-- START OF Stored data --
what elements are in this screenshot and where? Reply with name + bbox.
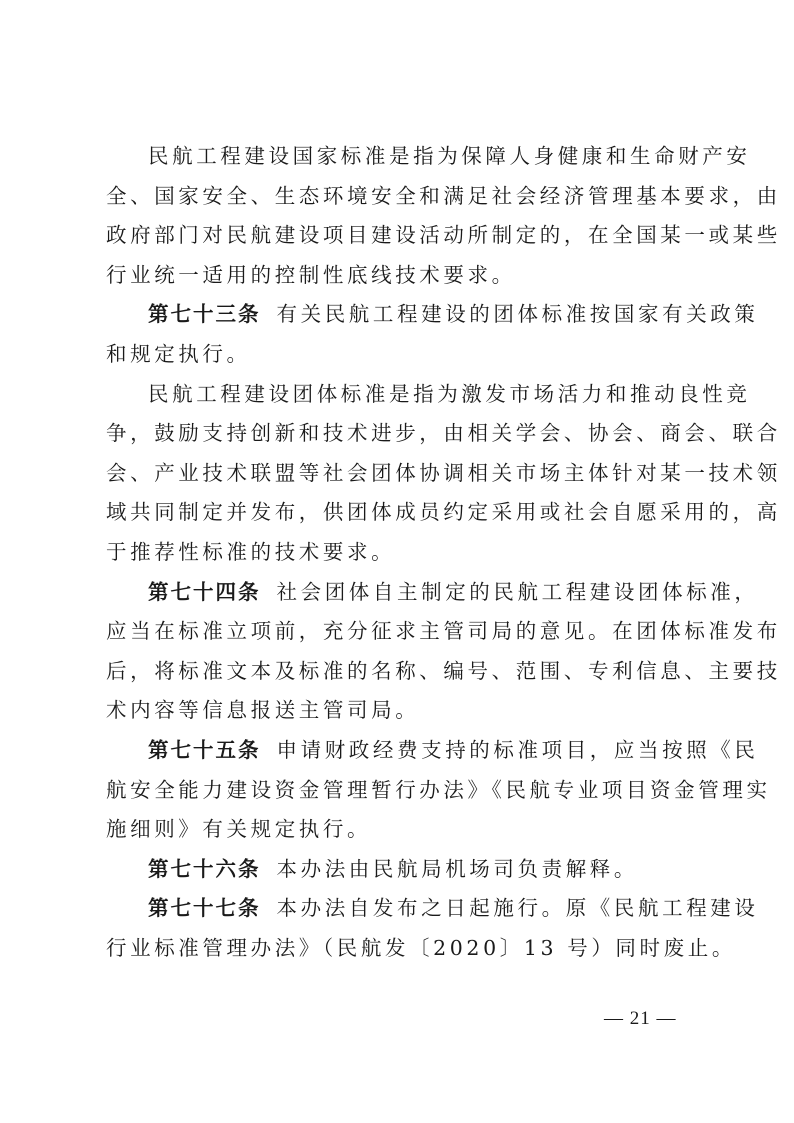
text-line: 第七十七条本办法自发布之日起施行。原《民航工程建设 [106, 889, 694, 929]
article-77: 第七十七条本办法自发布之日起施行。原《民航工程建设 行业标准管理办法》（民航发〔… [106, 889, 694, 968]
text-line: 域共同制定并发布，供团体成员约定采用或社会自愿采用的，高 [106, 493, 694, 533]
paragraph-group-standard: 民航工程建设团体标准是指为激发市场活力和推动良性竞 争，鼓励支持创新和技术进步，… [106, 375, 694, 573]
text-line: 术内容等信息报送主管司局。 [106, 691, 694, 731]
article-74: 第七十四条社会团体自主制定的民航工程建设团体标准， 应当在标准立项前，充分征求主… [106, 573, 694, 731]
text-line: 争，鼓励支持创新和技术进步，由相关学会、协会、商会、联合 [106, 414, 694, 454]
text-line: 第七十三条有关民航工程建设的团体标准按国家有关政策 [106, 295, 694, 335]
text-line: 于推荐性标准的技术要求。 [106, 533, 694, 573]
document-body: 民航工程建设国家标准是指为保障人身健康和生命财产安 全、国家安全、生态环境安全和… [106, 137, 694, 968]
article-heading: 第七十四条 [148, 580, 261, 604]
article-heading: 第七十七条 [148, 896, 261, 920]
text-line: 施细则》有关规定执行。 [106, 810, 694, 850]
article-text: 本办法自发布之日起施行。原《民航工程建设 [277, 896, 759, 920]
article-73: 第七十三条有关民航工程建设的团体标准按国家有关政策 和规定执行。 [106, 295, 694, 374]
article-text: 有关民航工程建设的团体标准按国家有关政策 [277, 302, 759, 326]
text-line: 行业统一适用的控制性底线技术要求。 [106, 256, 694, 296]
text-line: 民航工程建设团体标准是指为激发市场活力和推动良性竞 [106, 375, 694, 415]
text-line: 政府部门对民航建设项目建设活动所制定的，在全国某一或某些 [106, 216, 694, 256]
text-line: 第七十五条申请财政经费支持的标准项目，应当按照《民 [106, 731, 694, 771]
article-text: 社会团体自主制定的民航工程建设团体标准， [277, 580, 759, 604]
text-line: 后，将标准文本及标准的名称、编号、范围、专利信息、主要技 [106, 652, 694, 692]
article-heading: 第七十五条 [148, 738, 261, 762]
text-line: 和规定执行。 [106, 335, 694, 375]
text-line: 全、国家安全、生态环境安全和满足社会经济管理基本要求，由 [106, 177, 694, 217]
article-75: 第七十五条申请财政经费支持的标准项目，应当按照《民 航安全能力建设资金管理暂行办… [106, 731, 694, 850]
text-line: 会、产业技术联盟等社会团体协调相关市场主体针对某一技术领 [106, 454, 694, 494]
article-heading: 第七十三条 [148, 302, 261, 326]
paragraph-national-standard: 民航工程建设国家标准是指为保障人身健康和生命财产安 全、国家安全、生态环境安全和… [106, 137, 694, 295]
text-line: 航安全能力建设资金管理暂行办法》《民航专业项目资金管理实 [106, 771, 694, 811]
article-76: 第七十六条本办法由民航局机场司负责解释。 [106, 850, 694, 890]
text-line: 行业标准管理办法》（民航发〔2020〕13 号）同时废止。 [106, 929, 694, 969]
article-text: 申请财政经费支持的标准项目，应当按照《民 [277, 738, 759, 762]
text-line: 应当在标准立项前，充分征求主管司局的意见。在团体标准发布 [106, 612, 694, 652]
article-text: 本办法由民航局机场司负责解释。 [277, 857, 639, 881]
article-heading: 第七十六条 [148, 857, 261, 881]
page-number: — 21 — [604, 1008, 677, 1030]
text-line: 民航工程建设国家标准是指为保障人身健康和生命财产安 [106, 137, 694, 177]
text-line: 第七十六条本办法由民航局机场司负责解释。 [106, 850, 694, 890]
text-line: 第七十四条社会团体自主制定的民航工程建设团体标准， [106, 573, 694, 613]
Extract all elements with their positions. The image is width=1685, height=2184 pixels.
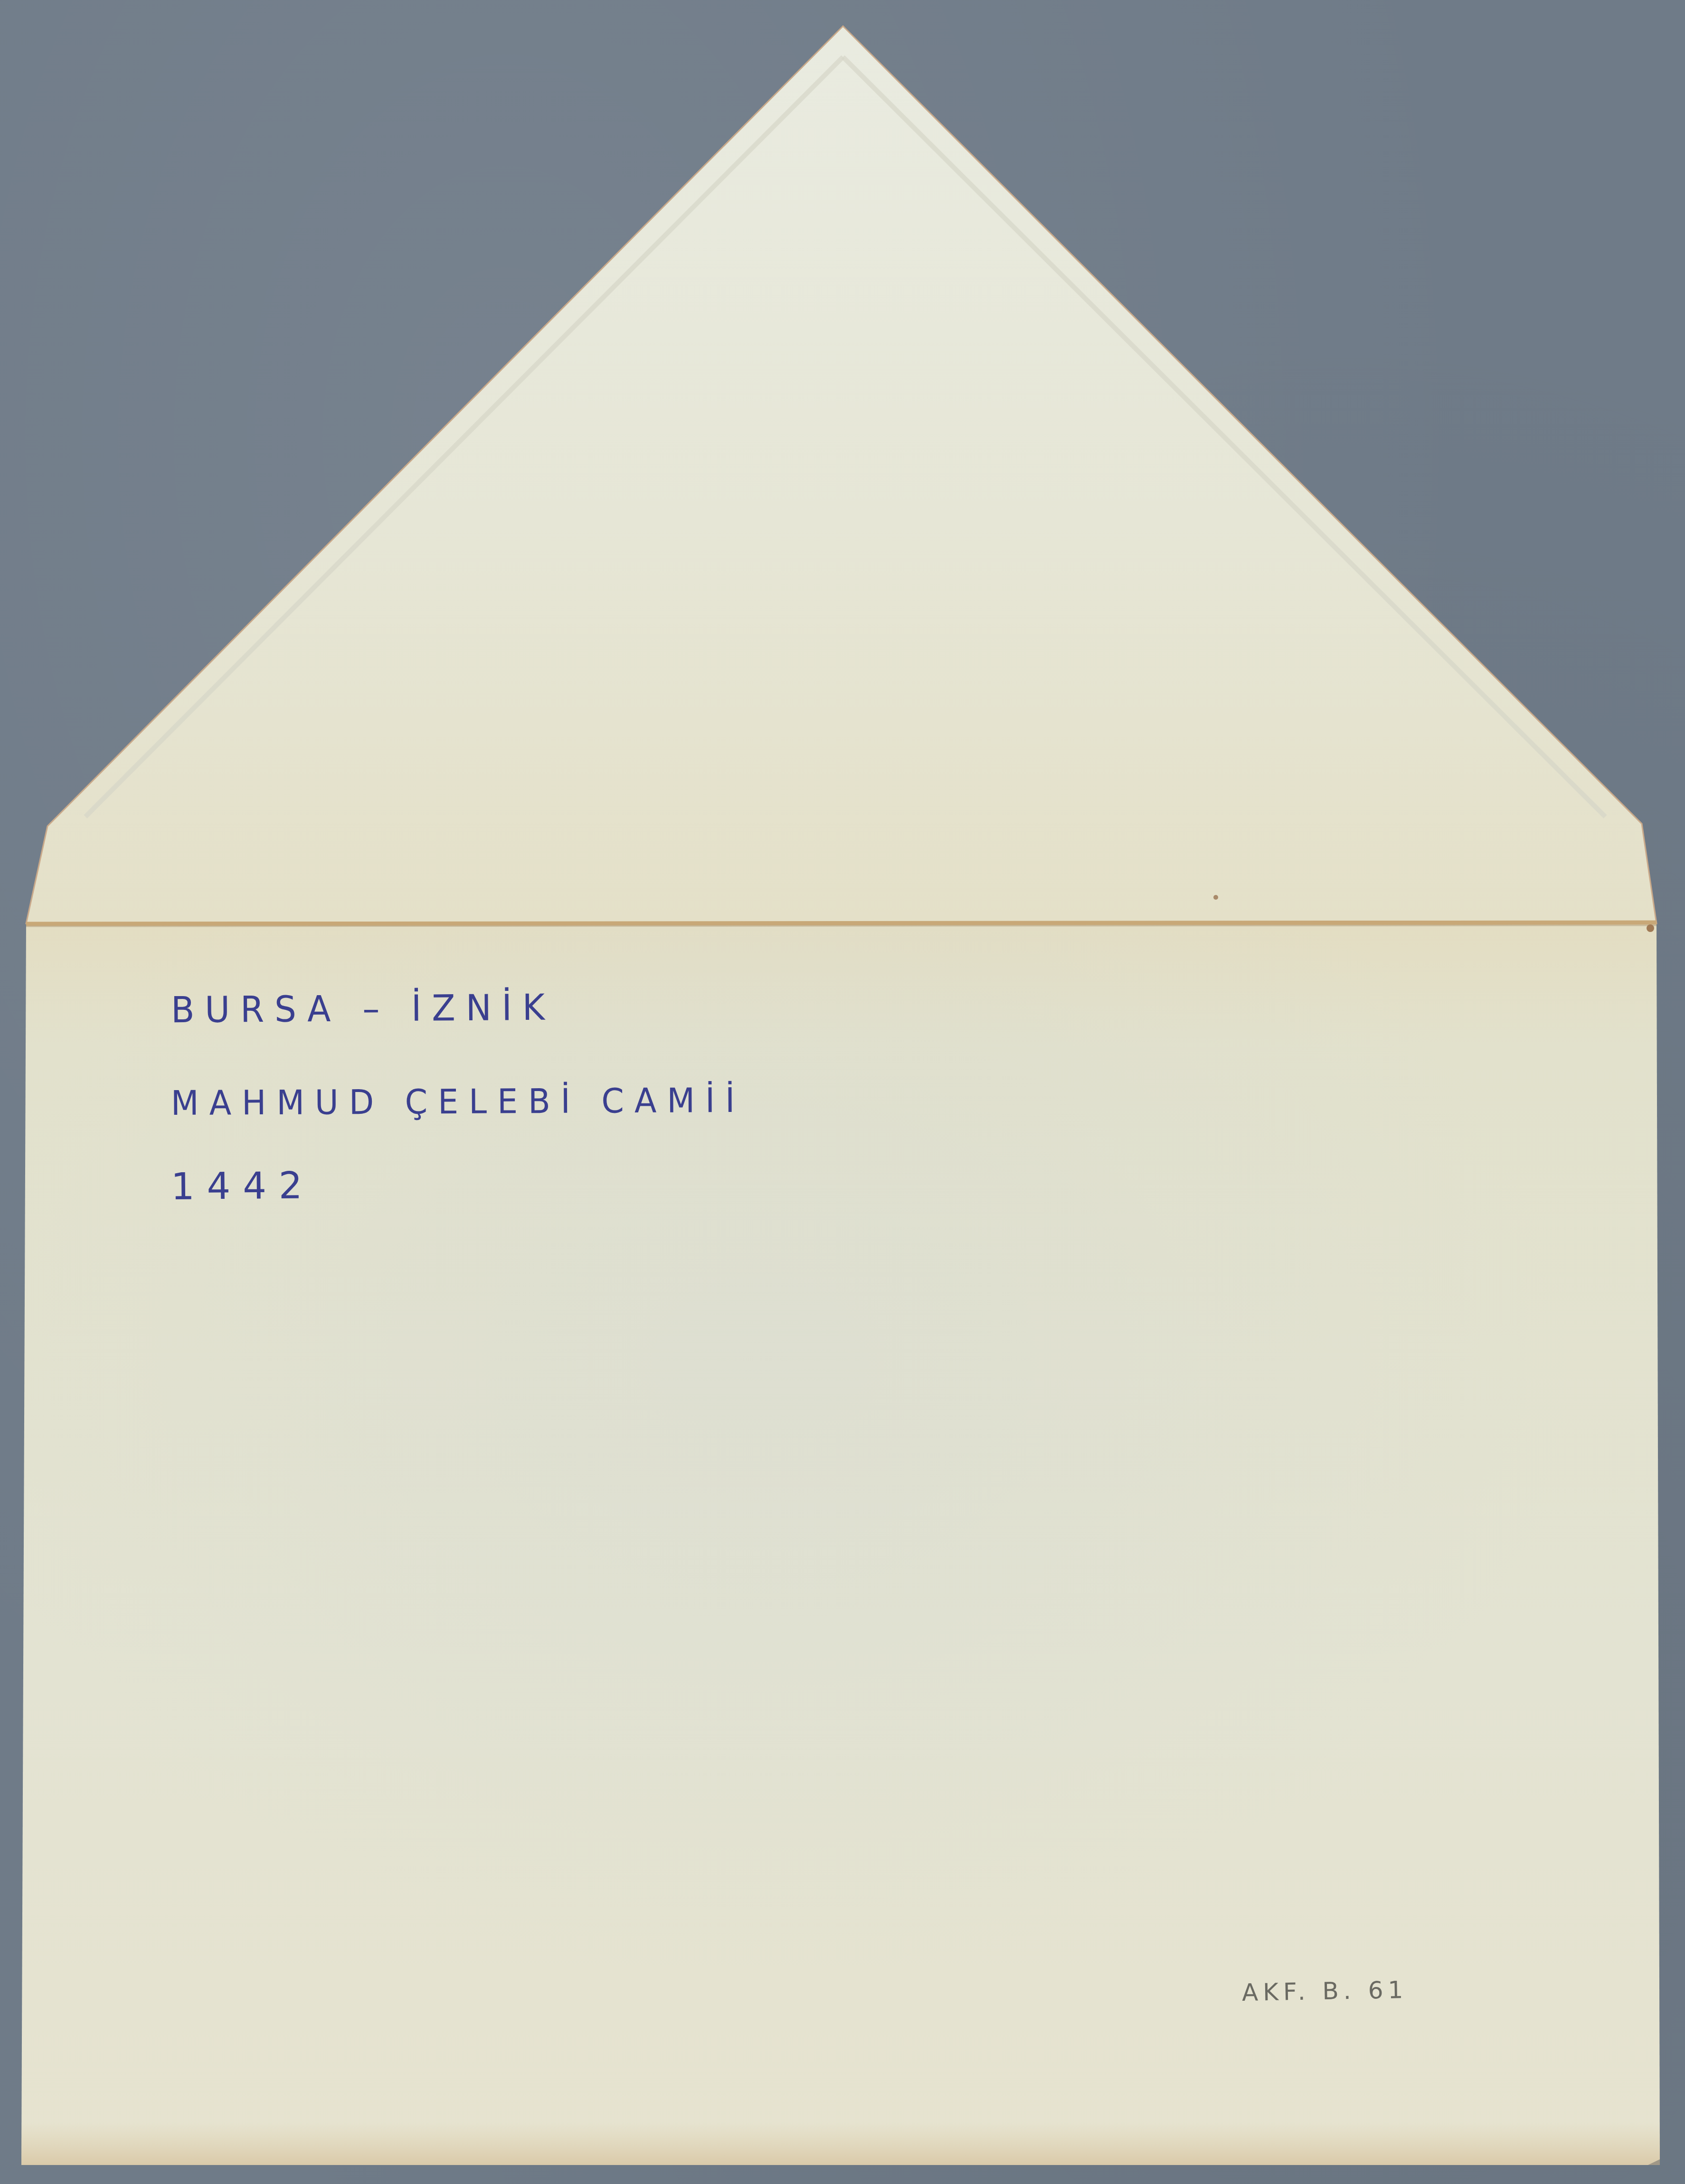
archive-reference-number: AKF. B. 61 <box>1242 1976 1408 2006</box>
handwritten-location: BURSA – İZNİK <box>171 986 556 1031</box>
envelope-flap <box>26 26 1657 923</box>
handwritten-year: 1442 <box>171 1164 315 1208</box>
scanned-document: BURSA – İZNİK MAHMUD ÇELEBİ CAMİİ 1442 A… <box>0 0 1685 2184</box>
handwritten-monument-name: MAHMUD ÇELEBİ CAMİİ <box>171 1081 746 1123</box>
-- END OF Stored data --
Convert every line of the two items above into a JSON list of strings, with one string per line and blank lines omitted. Leave out the pictures.

*Complete answer*
[
  "what elements are in this screenshot and where? Reply with name + bbox.",
  "text-line: 第七十七条本办法自发布之日起施行。原《民航工程建设 [106, 889, 694, 929]",
  "article-77: 第七十七条本办法自发布之日起施行。原《民航工程建设 行业标准管理办法》（民航发〔… [106, 889, 694, 968]",
  "text-line: 域共同制定并发布，供团体成员约定采用或社会自愿采用的，高 [106, 493, 694, 533]",
  "paragraph-group-standard: 民航工程建设团体标准是指为激发市场活力和推动良性竞 争，鼓励支持创新和技术进步，… [106, 375, 694, 573]",
  "text-line: 术内容等信息报送主管司局。 [106, 691, 694, 731]",
  "article-74: 第七十四条社会团体自主制定的民航工程建设团体标准， 应当在标准立项前，充分征求主… [106, 573, 694, 731]",
  "text-line: 争，鼓励支持创新和技术进步，由相关学会、协会、商会、联合 [106, 414, 694, 454]",
  "text-line: 第七十三条有关民航工程建设的团体标准按国家有关政策 [106, 295, 694, 335]",
  "text-line: 于推荐性标准的技术要求。 [106, 533, 694, 573]",
  "document-body: 民航工程建设国家标准是指为保障人身健康和生命财产安 全、国家安全、生态环境安全和… [106, 137, 694, 968]",
  "article-heading: 第七十四条 [148, 580, 261, 604]",
  "article-heading: 第七十七条 [148, 896, 261, 920]",
  "text-line: 施细则》有关规定执行。 [106, 810, 694, 850]",
  "article-text: 本办法自发布之日起施行。原《民航工程建设 [277, 896, 759, 920]",
  "article-73: 第七十三条有关民航工程建设的团体标准按国家有关政策 和规定执行。 [106, 295, 694, 374]",
  "article-text: 有关民航工程建设的团体标准按国家有关政策 [277, 302, 759, 326]",
  "text-line: 行业统一适用的控制性底线技术要求。 [106, 256, 694, 296]",
  "text-line: 民航工程建设团体标准是指为激发市场活力和推动良性竞 [106, 375, 694, 415]",
  "text-line: 政府部门对民航建设项目建设活动所制定的，在全国某一或某些 [106, 216, 694, 256]",
  "text-line: 第七十五条申请财政经费支持的标准项目，应当按照《民 [106, 731, 694, 771]",
  "article-text: 社会团体自主制定的民航工程建设团体标准， [277, 580, 759, 604]",
  "text-line: 后，将标准文本及标准的名称、编号、范围、专利信息、主要技 [106, 652, 694, 692]",
  "article-heading: 第七十五条 [148, 738, 261, 762]",
  "text-line: 和规定执行。 [106, 335, 694, 375]",
  "text-line: 全、国家安全、生态环境安全和满足社会经济管理基本要求，由 [106, 177, 694, 217]",
  "article-75: 第七十五条申请财政经费支持的标准项目，应当按照《民 航安全能力建设资金管理暂行办… [106, 731, 694, 850]",
  "text-line: 会、产业技术联盟等社会团体协调相关市场主体针对某一技术领 [106, 454, 694, 494]",
  "article-heading: 第七十三条 [148, 302, 261, 326]",
  "paragraph-national-standard: 民航工程建设国家标准是指为保障人身健康和生命财产安 全、国家安全、生态环境安全和… [106, 137, 694, 295]",
  "text-line: 航安全能力建设资金管理暂行办法》《民航专业项目资金管理实 [106, 771, 694, 811]",
  "article-76: 第七十六条本办法由民航局机场司负责解释。 [106, 850, 694, 890]",
  "text-line: 行业标准管理办法》（民航发〔2020〕13 号）同时废止。 [106, 929, 694, 969]",
  "article-text: 申请财政经费支持的标准项目，应当按照《民 [277, 738, 759, 762]",
  "text-line: 应当在标准立项前，充分征求主管司局的意见。在团体标准发布 [106, 612, 694, 652]",
  "article-text: 本办法由民航局机场司负责解释。 [277, 857, 639, 881]",
  "article-heading: 第七十六条 [148, 857, 261, 881]",
  "page-number: — 21 — [604, 1008, 677, 1030]",
  "text-line: 民航工程建设国家标准是指为保障人身健康和生命财产安 [106, 137, 694, 177]",
  "text-line: 第七十六条本办法由民航局机场司负责解释。 [106, 850, 694, 890]",
  "text-line: 第七十四条社会团体自主制定的民航工程建设团体标准， [106, 573, 694, 613]",
  "Extract all elements with their positions. The image is width=1685, height=2184 pixels.",
  "archive-reference-number: AKF. B. 61 <box>1242 1976 1408 2006</box>",
  "handwritten-location: BURSA – İZNİK <box>171 986 556 1031</box>",
  "envelope-flap <box>26 26 1657 923</box>",
  "handwritten-year: 1442 <box>171 1164 315 1208</box>",
  "scanned-document: BURSA – İZNİK MAHMUD ÇELEBİ CAMİİ 1442 A… <box>0 0 1685 2184</box>",
  "handwritten-monument-name: MAHMUD ÇELEBİ CAMİİ <box>171 1081 746 1123</box>"
]